* [WHAT THE TASK REQUIRES]:
In the passage about the 00 agents of James Bond fiction, reproduce word for word the stretch from "Per Fleming's Moonraker, 00" through "when to retire.".

* [TEXT PASSAGE]:
In Ian Fleming's James Bond novels and the derived films, the 00 Section of MI6 is considered the secret service's elite. A 00 (typically read "double O" and denoted in Fleming's novels by the letters OO rather than the digits 00) is a field agent who holds a licence to kill in the field, at their discretion, to complete any mission. The novel Moonraker establishes that the section routinely has three agents concurrently; the film series, in Thunderball, establishes a minimum number of nine 00 agents active at that time.

Inspiration
The origins of the Double O title may date to Fleming's wartime service. According to World War II historian Damien Lewis in his book Churchill's Secret Warriors, agents of the Special Operations Executive (SOE) were given a "0" prefix when they became "zero-rated" upon completion of training in how to kill. As part of his role as assistant to the head of naval intelligence, Rear Admiral John Godfrey (himself the inspiration for M), Fleming acted as liaison to the SOE.

Description
In the first novel, Casino Royale, and the 2006 film adaptation, the 00 concept is introduced and, in Bond's words, means "that you've had to kill a chap in cold blood in the course of some assignment". Bond's 00 number (007) was awarded to him because he twice killed in fulfilling assignments. (This differentiates from deadly force used by non-00 agents in the course of self-defence or offensive action; plus, in the original time frame of the novel—the early 1950s—many MI6 agents would have had recent war service.) In the second novel, Live and Let Die, the 00 number designates a past killing; not until the third novel, Moonraker, does the 00 number designate a licence to kill. Thereafter, the novels are ambiguous about whether a 00 agent's licence to kill is limited, with varying accounts in Dr. No, Goldfinger, and The Man with the Golden Gun.

Per Fleming's Moonraker, 00 agents face mandatory retirement at 45; John Gardner contradicts this in his novels, depicting a fifty-odd-year-old secret agent. Sebastian Faulks's Devil May Care features M giving Bond a choice of when to retire.

* [COLLECTED MATERIAL]:

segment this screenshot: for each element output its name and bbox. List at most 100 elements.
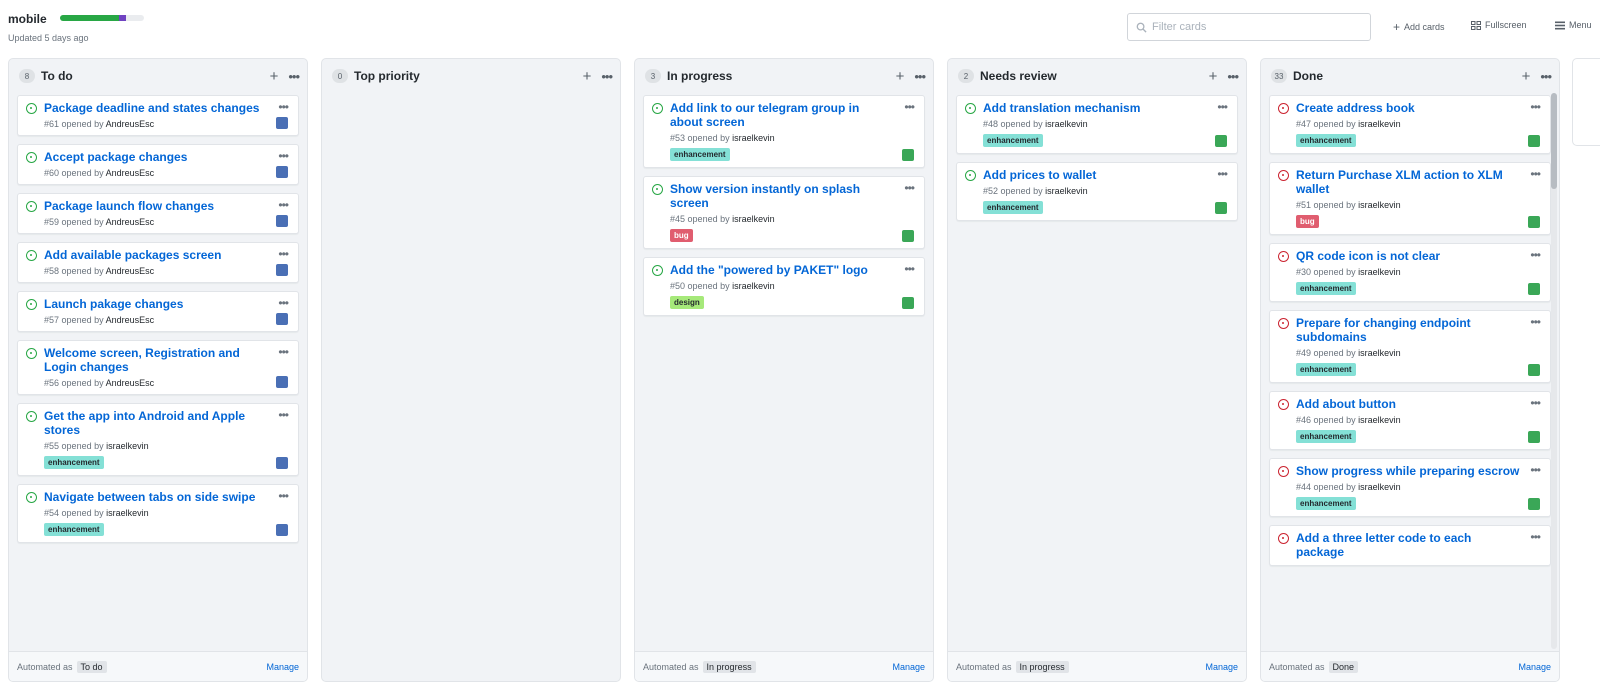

* [THE OUTPUT]:
Per Fleming's Moonraker, 00 agents face mandatory retirement at 45; John Gardner contradicts this in his novels, depicting a fifty-odd-year-old secret agent. Sebastian Faulks's Devil May Care features M giving Bond a choice of when to retire.